» AIM
Filter out everything except lines holding "style".

» Entries with figure data
[Start]
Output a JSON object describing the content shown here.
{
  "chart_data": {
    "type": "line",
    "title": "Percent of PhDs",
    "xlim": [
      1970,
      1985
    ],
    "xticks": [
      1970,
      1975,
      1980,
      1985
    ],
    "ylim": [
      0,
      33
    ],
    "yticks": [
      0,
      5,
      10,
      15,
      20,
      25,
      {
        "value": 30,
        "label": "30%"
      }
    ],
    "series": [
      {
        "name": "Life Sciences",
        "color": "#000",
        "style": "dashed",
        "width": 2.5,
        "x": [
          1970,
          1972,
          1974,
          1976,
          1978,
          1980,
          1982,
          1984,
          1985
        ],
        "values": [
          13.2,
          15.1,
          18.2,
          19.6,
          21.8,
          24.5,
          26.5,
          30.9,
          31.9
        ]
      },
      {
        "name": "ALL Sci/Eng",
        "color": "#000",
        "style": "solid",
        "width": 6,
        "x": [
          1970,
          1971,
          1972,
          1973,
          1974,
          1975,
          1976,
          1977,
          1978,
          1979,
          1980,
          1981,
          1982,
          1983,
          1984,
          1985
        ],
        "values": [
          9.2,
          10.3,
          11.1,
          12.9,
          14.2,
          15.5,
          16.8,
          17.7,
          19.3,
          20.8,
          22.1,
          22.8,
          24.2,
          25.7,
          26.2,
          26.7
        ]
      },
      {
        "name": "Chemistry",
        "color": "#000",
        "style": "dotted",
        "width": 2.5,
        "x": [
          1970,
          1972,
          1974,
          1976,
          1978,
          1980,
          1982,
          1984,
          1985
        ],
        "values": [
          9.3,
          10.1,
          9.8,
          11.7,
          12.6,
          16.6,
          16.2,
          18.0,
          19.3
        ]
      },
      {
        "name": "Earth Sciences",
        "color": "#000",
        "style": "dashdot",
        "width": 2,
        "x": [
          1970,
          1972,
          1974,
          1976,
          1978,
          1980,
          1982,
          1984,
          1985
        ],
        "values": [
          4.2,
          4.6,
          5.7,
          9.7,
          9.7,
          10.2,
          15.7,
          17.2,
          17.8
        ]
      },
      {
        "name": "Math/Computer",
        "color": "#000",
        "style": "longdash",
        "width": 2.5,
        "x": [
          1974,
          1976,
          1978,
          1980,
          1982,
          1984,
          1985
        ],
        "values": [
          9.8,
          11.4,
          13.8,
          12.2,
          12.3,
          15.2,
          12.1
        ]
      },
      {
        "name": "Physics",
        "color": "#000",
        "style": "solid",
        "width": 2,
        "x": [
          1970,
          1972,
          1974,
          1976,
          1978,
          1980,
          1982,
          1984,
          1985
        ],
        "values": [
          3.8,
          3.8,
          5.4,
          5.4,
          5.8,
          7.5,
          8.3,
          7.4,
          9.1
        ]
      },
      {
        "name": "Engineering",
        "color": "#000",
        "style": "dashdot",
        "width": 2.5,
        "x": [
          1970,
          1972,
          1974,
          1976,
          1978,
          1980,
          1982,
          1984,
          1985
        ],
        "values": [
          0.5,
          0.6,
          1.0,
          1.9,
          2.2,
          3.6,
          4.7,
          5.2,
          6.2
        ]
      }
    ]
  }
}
[End]
» RESULT OF THE EXERCISE
        "style": "dashed",
        "style": "solid",
        "style": "dotted",
        "style": "dashdot",
        "style": "longdash",
        "style": "solid",
        "style": "dashdot",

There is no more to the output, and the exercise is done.